Testo della pagina >>

----------

Questa infatti è la seconda conclusione: un segugio esperto ed intelligente che sia eccellente inseguitore, ha avuto senz’altro modo di verificare almeno un paio di volte come risulti molto più conveniente rimanere sull’animale scovato piuttosto che andar dietro ad una pericolosa chimera costituita dalla traccia di un altro, levatosi dopo per conto suo. Tante volte ha esperito questa situazione e dunque nel suo cervello ben funzionante si è instaurata la consecutio temporis che gli impedisce di compiere l’errore e di rifiutare quindi il sireneo cambio. Il segugio inesperto, per ovvie ragioni, può con maggiore facilità essere indotto a seguire la nuova traccia, anche se per fortuna questo non sempre accade, altrimenti, com’è logico, non potrebbe mai trasformarsi in cane esperto. Nei nostri segugi è ancora molto vivo il ricordo ancestrale dell’esperienza dei loro progenitori, quando, migliaia d’anni or sono avevano capito che per sopravvivere era meglio andar dietro allo stesso animale cacciato, piuttosto che passare da uno ad un altro col risultato di stremarsi di fatica.
Il cane poco dotato di cervello o di costruzione, incapperà invece sistematicamente nell’errore. Se carente fisicamente cercherà appiglio a quel che gli appare più raggiungibile; se povero di cervello non potrà che affidarsi al naso, il quale gli suggerirà la subdola traccia fresca, che pur se meno intensa, gli fornirà l’impressione di avere più vicino il selvatico senza riuscire a far tesoro di una situazione e a riconoscerla successivamente, valutandone tutte le implicazioni.
Questa possibilità di discernimento non vuol dire la sicurezza di avere un cane che non sbagli mai, perchè in nessuna branca artemidea come la segugistica questa parola ha significato relativo, ma, lungi dall’essere solo istinto o eredità genetica, è una concreta, osservata facoltà di cui dispongono i nostri amici cani e che ogni tanto manca proprio a molti di noi che camminiamo su due zampe.

----------

Dati di partenza >>
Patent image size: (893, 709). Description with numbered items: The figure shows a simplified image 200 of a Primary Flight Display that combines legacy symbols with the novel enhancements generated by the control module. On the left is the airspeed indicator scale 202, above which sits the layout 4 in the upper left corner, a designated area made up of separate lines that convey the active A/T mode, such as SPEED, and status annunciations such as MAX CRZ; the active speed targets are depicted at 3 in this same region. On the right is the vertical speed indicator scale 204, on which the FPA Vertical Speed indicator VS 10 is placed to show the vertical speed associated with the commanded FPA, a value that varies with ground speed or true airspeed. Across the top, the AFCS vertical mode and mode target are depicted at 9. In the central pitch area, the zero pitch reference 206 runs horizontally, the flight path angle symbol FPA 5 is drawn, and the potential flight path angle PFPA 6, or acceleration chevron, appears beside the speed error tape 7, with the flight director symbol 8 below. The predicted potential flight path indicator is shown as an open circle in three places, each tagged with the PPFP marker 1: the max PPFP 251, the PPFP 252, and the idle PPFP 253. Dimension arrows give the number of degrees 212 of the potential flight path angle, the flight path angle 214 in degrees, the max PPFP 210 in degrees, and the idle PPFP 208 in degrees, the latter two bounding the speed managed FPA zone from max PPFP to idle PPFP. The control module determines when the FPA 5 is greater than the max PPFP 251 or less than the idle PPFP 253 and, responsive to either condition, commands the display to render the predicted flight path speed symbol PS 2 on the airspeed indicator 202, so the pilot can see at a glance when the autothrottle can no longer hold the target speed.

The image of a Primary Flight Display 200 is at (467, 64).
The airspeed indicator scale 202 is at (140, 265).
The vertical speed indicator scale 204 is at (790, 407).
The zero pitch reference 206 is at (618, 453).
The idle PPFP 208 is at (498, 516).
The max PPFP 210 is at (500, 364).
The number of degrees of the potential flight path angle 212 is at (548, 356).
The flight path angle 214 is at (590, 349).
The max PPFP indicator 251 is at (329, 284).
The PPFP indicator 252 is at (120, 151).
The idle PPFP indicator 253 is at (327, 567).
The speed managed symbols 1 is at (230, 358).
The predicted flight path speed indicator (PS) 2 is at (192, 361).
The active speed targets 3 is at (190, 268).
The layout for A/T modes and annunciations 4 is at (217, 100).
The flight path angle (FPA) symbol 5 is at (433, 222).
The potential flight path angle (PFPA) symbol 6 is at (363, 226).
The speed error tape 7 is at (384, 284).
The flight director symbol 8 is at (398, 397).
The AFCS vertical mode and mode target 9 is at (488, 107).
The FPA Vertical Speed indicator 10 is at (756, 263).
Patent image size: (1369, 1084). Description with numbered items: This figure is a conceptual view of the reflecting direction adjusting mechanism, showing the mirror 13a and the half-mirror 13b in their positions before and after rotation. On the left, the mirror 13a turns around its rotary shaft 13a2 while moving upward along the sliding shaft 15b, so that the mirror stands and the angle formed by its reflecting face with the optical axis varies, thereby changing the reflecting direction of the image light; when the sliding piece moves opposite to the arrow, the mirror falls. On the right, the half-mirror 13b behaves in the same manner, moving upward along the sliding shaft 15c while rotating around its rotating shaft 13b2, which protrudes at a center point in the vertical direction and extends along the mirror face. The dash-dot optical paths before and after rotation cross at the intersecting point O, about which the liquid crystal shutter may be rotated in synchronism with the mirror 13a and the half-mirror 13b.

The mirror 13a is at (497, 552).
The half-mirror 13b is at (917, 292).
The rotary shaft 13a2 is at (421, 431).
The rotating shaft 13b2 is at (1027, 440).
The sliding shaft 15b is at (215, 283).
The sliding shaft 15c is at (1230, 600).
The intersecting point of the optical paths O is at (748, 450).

----------

Consegne dell'esercizio >>
1. Ricopia senza cambiare nulla il brano del testo sui segugi che va da "Questa possibilità di" fino a "su due zampe.".
2. Nel testo sui segugi, a che cosa deve affidarsi il cane povero di cervello?
3. Nella frase del testo sui segugi che comincia con "Questa infatti è la seconda conclusione", quali qualità vengono attribuite al segugio? Elencale tutte.

Soluzioni passo passo >>
1.
Questa possibilità di discernimento non vuol dire la sicurezza di avere un cane che non sbagli mai, perchè in nessuna branca artemidea come la segugistica questa parola ha significato relativo, ma, lungi dall’essere solo istinto o eredità genetica, è una concreta, osservata facoltà di cui dispongono i nostri amici cani e che ogni tanto manca proprio a molti di noi che camminiamo su due zampe.

2. Al naso, che gli suggerisce la subdola traccia fresca.

3.
esperto
intelligente
eccellente inseguitore